**ENTRIES SUPPLIED**
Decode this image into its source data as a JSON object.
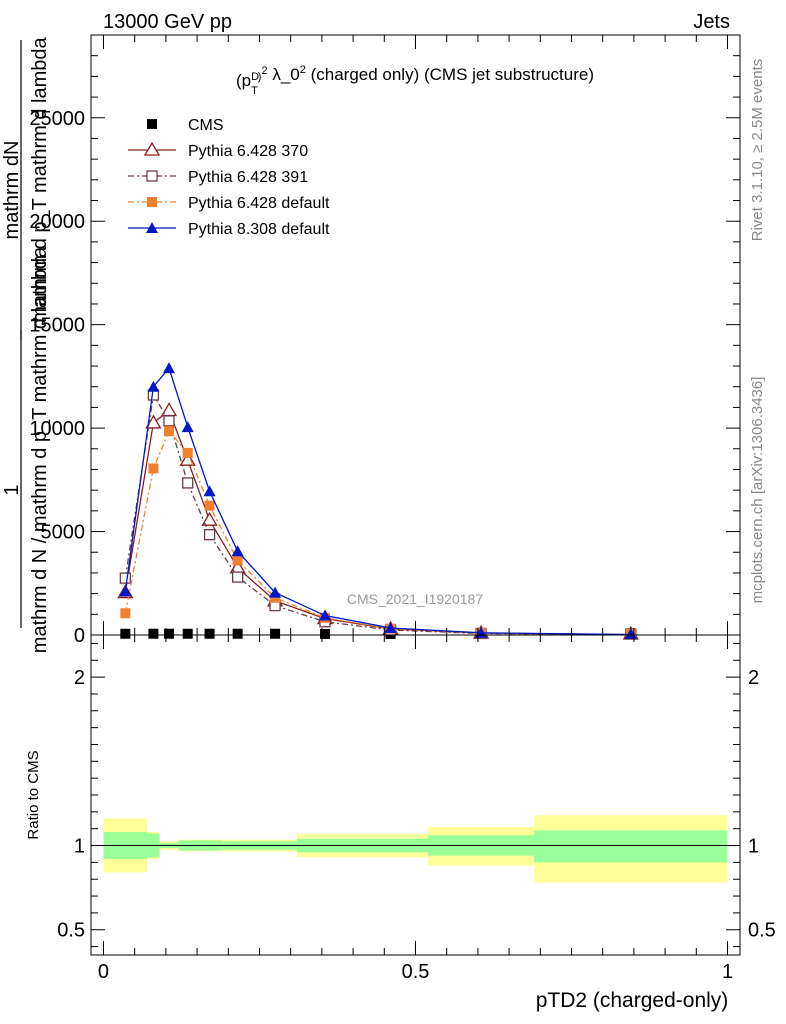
{
  "header": {
    "left": "13000 GeV pp",
    "right": "Jets"
  },
  "side_labels": {
    "rivet": "Rivet 3.1.10, ≥ 2.5M events",
    "mcplots": "mcplots.cern.ch [arXiv:1306.3436]"
  },
  "watermark": "CMS_2021_I1920187",
  "ylabel_upper": {
    "numerator": "1",
    "line_a": "mathrm dN",
    "line_b": "mathrm d p_T mathrm d lambda",
    "denominator": "mathrm d N / mathrm d p_T mathrm d lambda"
  },
  "ratio_ylabel": "Ratio to CMS",
  "xlabel": "pTD2 (charged-only)",
  "chart_data": [
    {
      "type": "line",
      "title": "(p_T^D)^2 λ_0^2 (charged only) (CMS jet substructure)",
      "ylim": [
        0,
        29000
      ],
      "xlim": [
        -0.02,
        1.02
      ],
      "y_ticks": [
        0,
        5000,
        10000,
        15000,
        20000,
        25000
      ],
      "y_tick_labels": [
        "0",
        "5000",
        "10000",
        "15000",
        "20000",
        "25000"
      ],
      "legend_position": "top-left",
      "x": [
        0.035,
        0.08,
        0.105,
        0.135,
        0.17,
        0.215,
        0.275,
        0.355,
        0.46,
        0.605,
        0.845
      ],
      "series": [
        {
          "name": "CMS",
          "color": "#000000",
          "marker": "square",
          "values": [
            60,
            60,
            60,
            60,
            60,
            60,
            60,
            50,
            40,
            30,
            20
          ]
        },
        {
          "name": "Pythia 6.428 370",
          "color": "#8b1a1a",
          "marker": "open-triangle",
          "values": [
            2050,
            10250,
            10850,
            8450,
            5550,
            3250,
            1650,
            790,
            290,
            95,
            18
          ]
        },
        {
          "name": "Pythia 6.428 391",
          "color": "#6b3a4a",
          "marker": "open-square",
          "values": [
            2750,
            11600,
            10350,
            7350,
            4850,
            2800,
            1420,
            640,
            240,
            75,
            15
          ]
        },
        {
          "name": "Pythia 6.428 default",
          "color": "#f08030",
          "marker": "square",
          "values": [
            1050,
            8050,
            9850,
            8800,
            6250,
            3600,
            1800,
            830,
            310,
            90,
            17
          ]
        },
        {
          "name": "Pythia 8.308 default",
          "color": "#0018c8",
          "marker": "triangle",
          "values": [
            2100,
            12000,
            12900,
            10050,
            6950,
            4050,
            2050,
            940,
            340,
            105,
            20
          ]
        }
      ]
    },
    {
      "type": "area",
      "ylabel": "Ratio to CMS",
      "ylim": [
        0.35,
        2.25
      ],
      "y_ticks": [
        0.5,
        1,
        2
      ],
      "y_tick_labels": [
        "0.5",
        "1",
        "2"
      ],
      "x_ticks": [
        0,
        0.5,
        1
      ],
      "x_tick_labels": [
        "0",
        "0.5",
        "1"
      ],
      "reference_line": 1,
      "bins": [
        {
          "x0": 0.0,
          "x1": 0.07,
          "inner": [
            0.92,
            1.08
          ],
          "outer": [
            0.84,
            1.16
          ]
        },
        {
          "x0": 0.07,
          "x1": 0.09,
          "inner": [
            0.93,
            1.07
          ],
          "outer": [
            0.92,
            1.08
          ]
        },
        {
          "x0": 0.09,
          "x1": 0.12,
          "inner": [
            0.985,
            1.015
          ],
          "outer": [
            0.975,
            1.025
          ]
        },
        {
          "x0": 0.12,
          "x1": 0.19,
          "inner": [
            0.97,
            1.03
          ],
          "outer": [
            0.965,
            1.035
          ]
        },
        {
          "x0": 0.19,
          "x1": 0.31,
          "inner": [
            0.975,
            1.025
          ],
          "outer": [
            0.965,
            1.035
          ]
        },
        {
          "x0": 0.31,
          "x1": 0.52,
          "inner": [
            0.96,
            1.04
          ],
          "outer": [
            0.93,
            1.07
          ]
        },
        {
          "x0": 0.52,
          "x1": 0.69,
          "inner": [
            0.94,
            1.06
          ],
          "outer": [
            0.88,
            1.11
          ]
        },
        {
          "x0": 0.69,
          "x1": 1.0,
          "inner": [
            0.9,
            1.09
          ],
          "outer": [
            0.78,
            1.18
          ]
        }
      ],
      "inner_color": "#99ff99",
      "outer_color": "#ffff99"
    }
  ]
}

**PROBLEM STATEMENT**
Without the pictures, write out the whole listing above exactly as it appears.

**ANSWER TO THIS PROBLEM**
Decode this image into its source data as a JSON object.
{
  "header": {
    "left": "13000 GeV pp",
    "right": "Jets"
  },
  "side_labels": {
    "rivet": "Rivet 3.1.10, ≥ 2.5M events",
    "mcplots": "mcplots.cern.ch [arXiv:1306.3436]"
  },
  "watermark": "CMS_2021_I1920187",
  "ylabel_upper": {
    "numerator": "1",
    "line_a": "mathrm dN",
    "line_b": "mathrm d p_T mathrm d lambda",
    "denominator": "mathrm d N / mathrm d p_T mathrm d lambda"
  },
  "ratio_ylabel": "Ratio to CMS",
  "xlabel": "pTD2 (charged-only)",
  "chart_data": [
    {
      "type": "line",
      "title": "(p_T^D)^2 λ_0^2 (charged only) (CMS jet substructure)",
      "ylim": [
        0,
        29000
      ],
      "xlim": [
        -0.02,
        1.02
      ],
      "y_ticks": [
        0,
        5000,
        10000,
        15000,
        20000,
        25000
      ],
      "y_tick_labels": [
        "0",
        "5000",
        "10000",
        "15000",
        "20000",
        "25000"
      ],
      "legend_position": "top-left",
      "x": [
        0.035,
        0.08,
        0.105,
        0.135,
        0.17,
        0.215,
        0.275,
        0.355,
        0.46,
        0.605,
        0.845
      ],
      "series": [
        {
          "name": "CMS",
          "color": "#000000",
          "marker": "square",
          "values": [
            60,
            60,
            60,
            60,
            60,
            60,
            60,
            50,
            40,
            30,
            20
          ]
        },
        {
          "name": "Pythia 6.428 370",
          "color": "#8b1a1a",
          "marker": "open-triangle",
          "values": [
            2050,
            10250,
            10850,
            8450,
            5550,
            3250,
            1650,
            790,
            290,
            95,
            18
          ]
        },
        {
          "name": "Pythia 6.428 391",
          "color": "#6b3a4a",
          "marker": "open-square",
          "values": [
            2750,
            11600,
            10350,
            7350,
            4850,
            2800,
            1420,
            640,
            240,
            75,
            15
          ]
        },
        {
          "name": "Pythia 6.428 default",
          "color": "#f08030",
          "marker": "square",
          "values": [
            1050,
            8050,
            9850,
            8800,
            6250,
            3600,
            1800,
            830,
            310,
            90,
            17
          ]
        },
        {
          "name": "Pythia 8.308 default",
          "color": "#0018c8",
          "marker": "triangle",
          "values": [
            2100,
            12000,
            12900,
            10050,
            6950,
            4050,
            2050,
            940,
            340,
            105,
            20
          ]
        }
      ]
    },
    {
      "type": "area",
      "ylabel": "Ratio to CMS",
      "ylim": [
        0.35,
        2.25
      ],
      "y_ticks": [
        0.5,
        1,
        2
      ],
      "y_tick_labels": [
        "0.5",
        "1",
        "2"
      ],
      "x_ticks": [
        0,
        0.5,
        1
      ],
      "x_tick_labels": [
        "0",
        "0.5",
        "1"
      ],
      "reference_line": 1,
      "bins": [
        {
          "x0": 0.0,
          "x1": 0.07,
          "inner": [
            0.92,
            1.08
          ],
          "outer": [
            0.84,
            1.16
          ]
        },
        {
          "x0": 0.07,
          "x1": 0.09,
          "inner": [
            0.93,
            1.07
          ],
          "outer": [
            0.92,
            1.08
          ]
        },
        {
          "x0": 0.09,
          "x1": 0.12,
          "inner": [
            0.985,
            1.015
          ],
          "outer": [
            0.975,
            1.025
          ]
        },
        {
          "x0": 0.12,
          "x1": 0.19,
          "inner": [
            0.97,
            1.03
          ],
          "outer": [
            0.965,
            1.035
          ]
        },
        {
          "x0": 0.19,
          "x1": 0.31,
          "inner": [
            0.975,
            1.025
          ],
          "outer": [
            0.965,
            1.035
          ]
        },
        {
          "x0": 0.31,
          "x1": 0.52,
          "inner": [
            0.96,
            1.04
          ],
          "outer": [
            0.93,
            1.07
          ]
        },
        {
          "x0": 0.52,
          "x1": 0.69,
          "inner": [
            0.94,
            1.06
          ],
          "outer": [
            0.88,
            1.11
          ]
        },
        {
          "x0": 0.69,
          "x1": 1.0,
          "inner": [
            0.9,
            1.09
          ],
          "outer": [
            0.78,
            1.18
          ]
        }
      ],
      "inner_color": "#99ff99",
      "outer_color": "#ffff99"
    }
  ]
}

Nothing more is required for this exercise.